(INSTRUCTIONS FOR THE TASK): Extract all data as written.

(PROVIDED MATERIAL):
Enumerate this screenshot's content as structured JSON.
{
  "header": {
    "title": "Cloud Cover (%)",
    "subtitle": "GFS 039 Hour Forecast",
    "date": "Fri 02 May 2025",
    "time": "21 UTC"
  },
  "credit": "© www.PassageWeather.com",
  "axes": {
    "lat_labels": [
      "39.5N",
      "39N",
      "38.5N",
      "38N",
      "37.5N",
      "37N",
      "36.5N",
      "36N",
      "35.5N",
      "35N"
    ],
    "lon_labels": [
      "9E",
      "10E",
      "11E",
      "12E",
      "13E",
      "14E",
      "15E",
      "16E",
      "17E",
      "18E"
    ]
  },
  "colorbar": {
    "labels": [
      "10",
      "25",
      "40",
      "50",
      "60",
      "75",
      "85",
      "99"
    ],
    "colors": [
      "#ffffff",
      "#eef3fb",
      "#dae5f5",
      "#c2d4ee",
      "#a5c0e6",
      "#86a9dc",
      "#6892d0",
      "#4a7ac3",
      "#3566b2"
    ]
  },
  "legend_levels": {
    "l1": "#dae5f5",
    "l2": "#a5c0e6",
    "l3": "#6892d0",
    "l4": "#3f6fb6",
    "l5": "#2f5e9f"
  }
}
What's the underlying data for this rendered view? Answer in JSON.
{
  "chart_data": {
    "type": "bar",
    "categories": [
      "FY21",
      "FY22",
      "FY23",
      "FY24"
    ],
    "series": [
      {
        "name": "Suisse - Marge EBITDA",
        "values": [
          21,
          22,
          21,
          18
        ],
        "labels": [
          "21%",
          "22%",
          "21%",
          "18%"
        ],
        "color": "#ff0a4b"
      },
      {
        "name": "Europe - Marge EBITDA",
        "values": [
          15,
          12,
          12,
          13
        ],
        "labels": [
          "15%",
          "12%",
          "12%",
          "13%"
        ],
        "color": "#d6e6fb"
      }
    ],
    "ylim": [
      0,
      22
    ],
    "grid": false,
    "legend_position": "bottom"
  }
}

(FULL RESPONSE):
Enumerate this screenshot's content as structured JSON.
{
  "header": {
    "title": "Cloud Cover (%)",
    "subtitle": "GFS 039 Hour Forecast",
    "date": "Fri 02 May 2025",
    "time": "21 UTC"
  },
  "credit": "© www.PassageWeather.com",
  "axes": {
    "lat_labels": [
      "39.5N",
      "39N",
      "38.5N",
      "38N",
      "37.5N",
      "37N",
      "36.5N",
      "36N",
      "35.5N",
      "35N"
    ],
    "lon_labels": [
      "9E",
      "10E",
      "11E",
      "12E",
      "13E",
      "14E",
      "15E",
      "16E",
      "17E",
      "18E"
    ]
  },
  "colorbar": {
    "labels": [
      "10",
      "25",
      "40",
      "50",
      "60",
      "75",
      "85",
      "99"
    ],
    "colors": [
      "#ffffff",
      "#eef3fb",
      "#dae5f5",
      "#c2d4ee",
      "#a5c0e6",
      "#86a9dc",
      "#6892d0",
      "#4a7ac3",
      "#3566b2"
    ]
  },
  "legend_levels": {
    "l1": "#dae5f5",
    "l2": "#a5c0e6",
    "l3": "#6892d0",
    "l4": "#3f6fb6",
    "l5": "#2f5e9f"
  }
}
What's the underlying data for this rendered view? Answer in JSON.
{
  "chart_data": {
    "type": "bar",
    "categories": [
      "FY21",
      "FY22",
      "FY23",
      "FY24"
    ],
    "series": [
      {
        "name": "Suisse - Marge EBITDA",
        "values": [
          21,
          22,
          21,
          18
        ],
        "labels": [
          "21%",
          "22%",
          "21%",
          "18%"
        ],
        "color": "#ff0a4b"
      },
      {
        "name": "Europe - Marge EBITDA",
        "values": [
          15,
          12,
          12,
          13
        ],
        "labels": [
          "15%",
          "12%",
          "12%",
          "13%"
        ],
        "color": "#d6e6fb"
      }
    ],
    "ylim": [
      0,
      22
    ],
    "grid": false,
    "legend_position": "bottom"
  }
}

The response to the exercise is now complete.